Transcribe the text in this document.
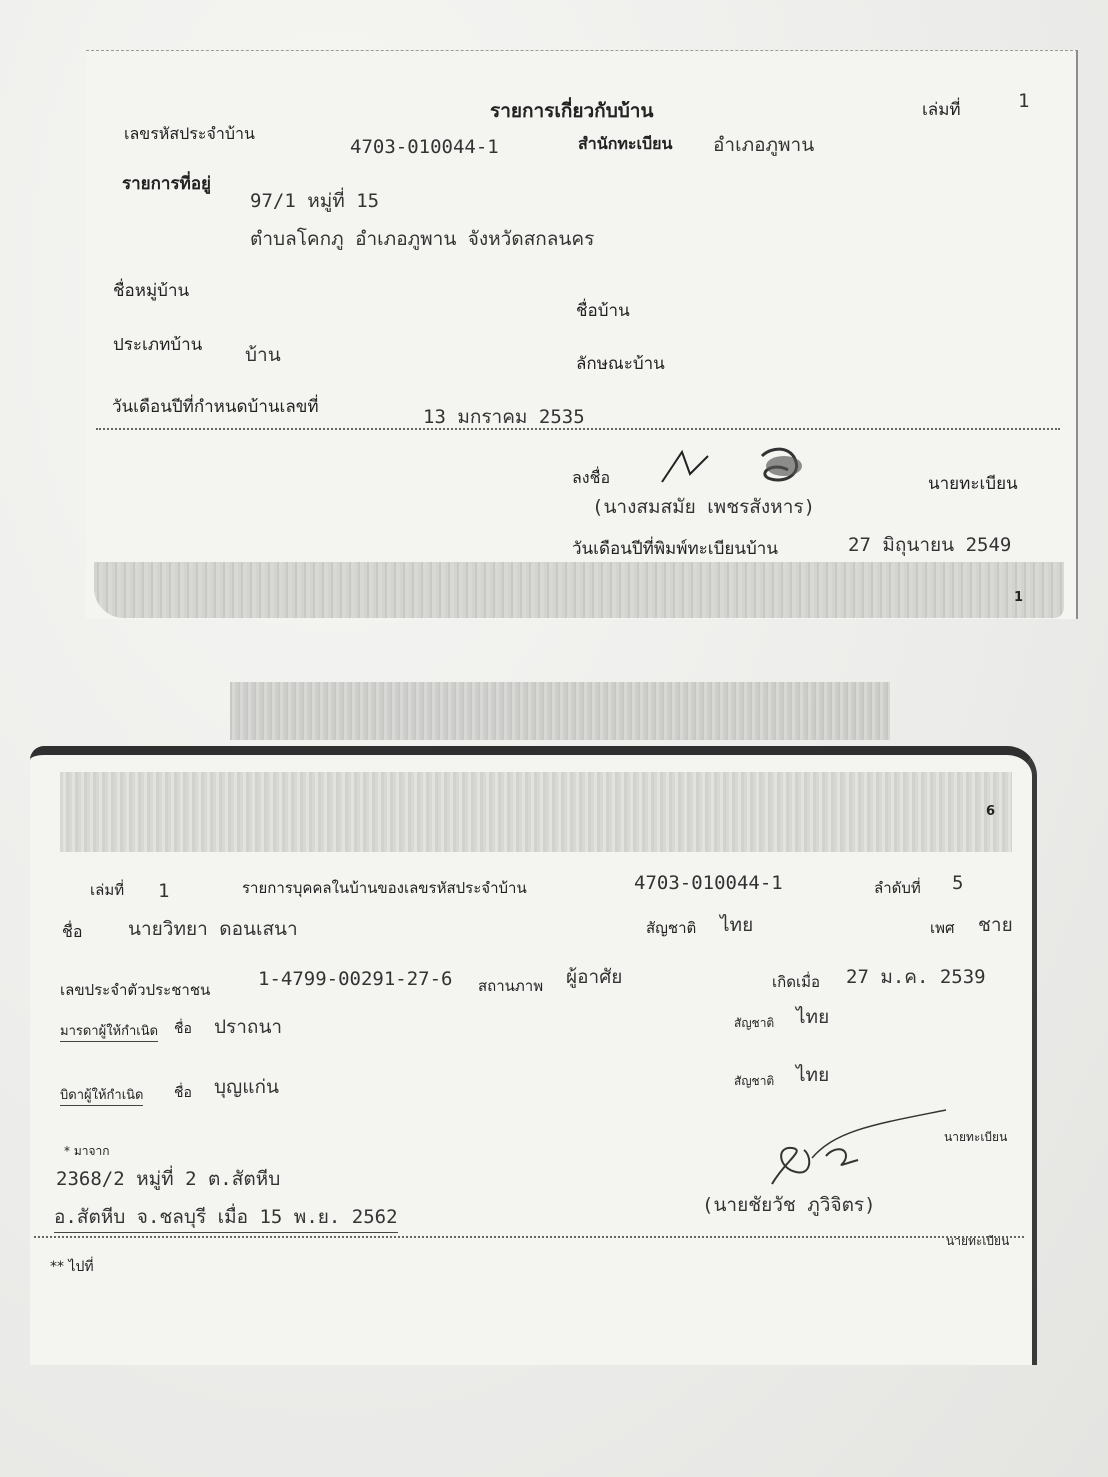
รายการเกี่ยวกับบ้าน	เล่มที่	1
เลขรหัสประจำบ้าน
4703-010044-1	สำนักทะเบียน อำเภอภูพาน
รายการที่อยู่
97/1 หมู่ที่ 15
ตำบลโคกภู อำเภอภูพาน จังหวัดสกลนคร
ชื่อหมู่บ้าน
ชื่อบ้าน
ประเภทบ้าน บ้าน	ลักษณะบ้าน
วันเดือนปีที่กำหนดบ้านเลขที่	13 มกราคม 2535
ลงชื่อ	นายทะเบียน
(นางสมสมัย เพชรสังหาร)
วันเดือนปีที่พิมพ์ทะเบียนบ้าน	27 มิถุนายน 2549
1
6
เล่มที่ 1	รายการบุคคลในบ้านของเลขรหัสประจำบ้าน	4703-010044-1	ลำดับที่ 5
ชื่อ นายวิทยา ดอนเสนา	สัญชาติ ไทย	เพศ ชาย
เลขประจำตัวประชาชน	1-4799-00291-27-6 สถานภาพ ผู้อาศัย	เกิดเมื่อ 27 ม.ค. 2539
มารดาผู้ให้กำเนิด ชื่อ ปราถนา	สัญชาติ ไทย
บิดาผู้ให้กำเนิด ชื่อ บุญแก่น	สัญชาติ ไทย
นายทะเบียน
* มาจาก
2368/2 หมู่ที่ 2 ต.สัตหีบ
อ.สัตหีบ จ.ชลบุรี เมื่อ 15 พ.ย. 2562
(นายชัยวัช ภูวิจิตร)
นายทะเบียน
** ไปที่
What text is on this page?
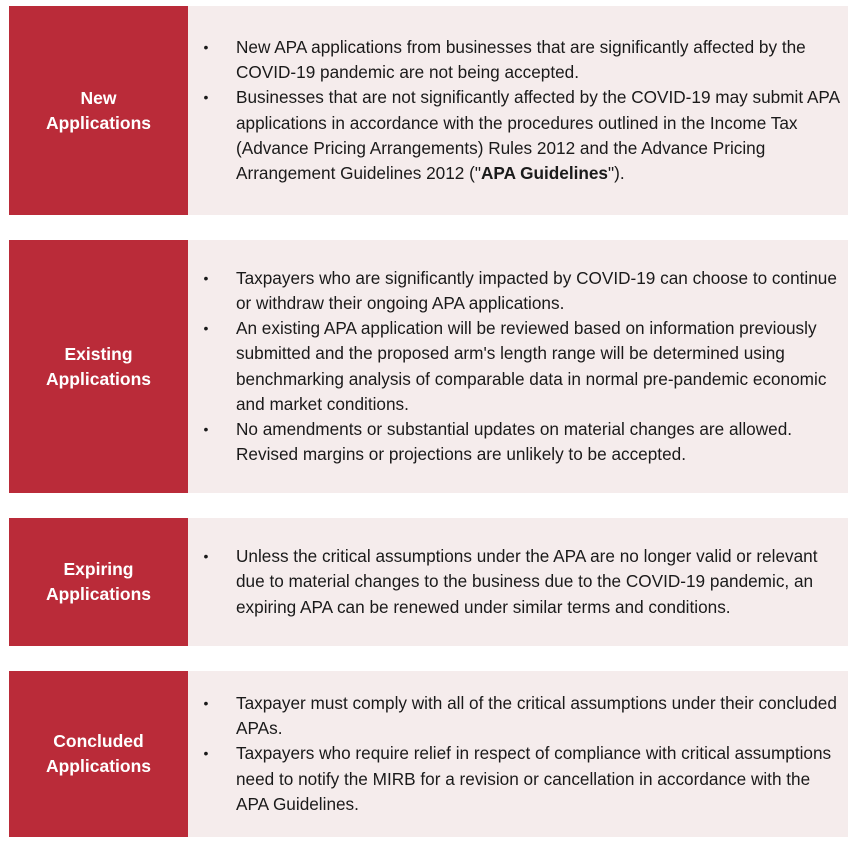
New
Applications
• New APA applications from businesses that are significantly affected by the COVID-19 pandemic are not being accepted.
• Businesses that are not significantly affected by the COVID-19 may submit APA applications in accordance with the procedures outlined in the Income Tax (Advance Pricing Arrangements) Rules 2012 and the Advance Pricing Arrangement Guidelines 2012 ("APA Guidelines").
Existing
Applications
• Taxpayers who are significantly impacted by COVID-19 can choose to continue or withdraw their ongoing APA applications.
• An existing APA application will be reviewed based on information previously submitted and the proposed arm's length range will be determined using benchmarking analysis of comparable data in normal pre-pandemic economic and market conditions.
• No amendments or substantial updates on material changes are allowed. Revised margins or projections are unlikely to be accepted.
Expiring
Applications
• Unless the critical assumptions under the APA are no longer valid or relevant due to material changes to the business due to the COVID-19 pandemic, an expiring APA can be renewed under similar terms and conditions.
Concluded
Applications
• Taxpayer must comply with all of the critical assumptions under their concluded APAs.
• Taxpayers who require relief in respect of compliance with critical assumptions need to notify the MIRB for a revision or cancellation in accordance with the APA Guidelines.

◇ ◇ ◇ ◇ ◇ ◇ ◇

> **What the task asks**: Count the lines in the records above that contain the word "assumptions", and give only the number.

> **Final result**: 3